### Exercise details
Every record should be written out exactly, please.

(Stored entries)
►

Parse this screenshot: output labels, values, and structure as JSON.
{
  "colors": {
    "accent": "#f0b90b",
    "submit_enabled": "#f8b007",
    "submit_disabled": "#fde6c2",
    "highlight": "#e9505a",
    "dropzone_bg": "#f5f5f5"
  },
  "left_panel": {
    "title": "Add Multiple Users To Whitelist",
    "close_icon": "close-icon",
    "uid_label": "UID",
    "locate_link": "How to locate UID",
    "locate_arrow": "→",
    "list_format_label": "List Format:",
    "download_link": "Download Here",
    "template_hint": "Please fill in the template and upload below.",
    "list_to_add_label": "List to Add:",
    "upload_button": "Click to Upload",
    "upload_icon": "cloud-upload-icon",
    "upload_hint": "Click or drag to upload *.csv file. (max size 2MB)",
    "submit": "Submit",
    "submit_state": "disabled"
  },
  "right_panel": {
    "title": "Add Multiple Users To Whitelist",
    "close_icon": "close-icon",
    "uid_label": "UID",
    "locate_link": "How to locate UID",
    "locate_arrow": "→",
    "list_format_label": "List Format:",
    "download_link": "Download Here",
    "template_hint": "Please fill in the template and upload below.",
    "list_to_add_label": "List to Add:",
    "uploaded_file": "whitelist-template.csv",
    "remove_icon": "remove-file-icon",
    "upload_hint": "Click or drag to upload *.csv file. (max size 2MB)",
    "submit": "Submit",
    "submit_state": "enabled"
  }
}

◄

### Output of the task
Parse this screenshot: output labels, values, and structure as JSON.
{
  "colors": {
    "accent": "#f0b90b",
    "submit_enabled": "#f8b007",
    "submit_disabled": "#fde6c2",
    "highlight": "#e9505a",
    "dropzone_bg": "#f5f5f5"
  },
  "left_panel": {
    "title": "Add Multiple Users To Whitelist",
    "close_icon": "close-icon",
    "uid_label": "UID",
    "locate_link": "How to locate UID",
    "locate_arrow": "→",
    "list_format_label": "List Format:",
    "download_link": "Download Here",
    "template_hint": "Please fill in the template and upload below.",
    "list_to_add_label": "List to Add:",
    "upload_button": "Click to Upload",
    "upload_icon": "cloud-upload-icon",
    "upload_hint": "Click or drag to upload *.csv file. (max size 2MB)",
    "submit": "Submit",
    "submit_state": "disabled"
  },
  "right_panel": {
    "title": "Add Multiple Users To Whitelist",
    "close_icon": "close-icon",
    "uid_label": "UID",
    "locate_link": "How to locate UID",
    "locate_arrow": "→",
    "list_format_label": "List Format:",
    "download_link": "Download Here",
    "template_hint": "Please fill in the template and upload below.",
    "list_to_add_label": "List to Add:",
    "uploaded_file": "whitelist-template.csv",
    "remove_icon": "remove-file-icon",
    "upload_hint": "Click or drag to upload *.csv file. (max size 2MB)",
    "submit": "Submit",
    "submit_state": "enabled"
  }
}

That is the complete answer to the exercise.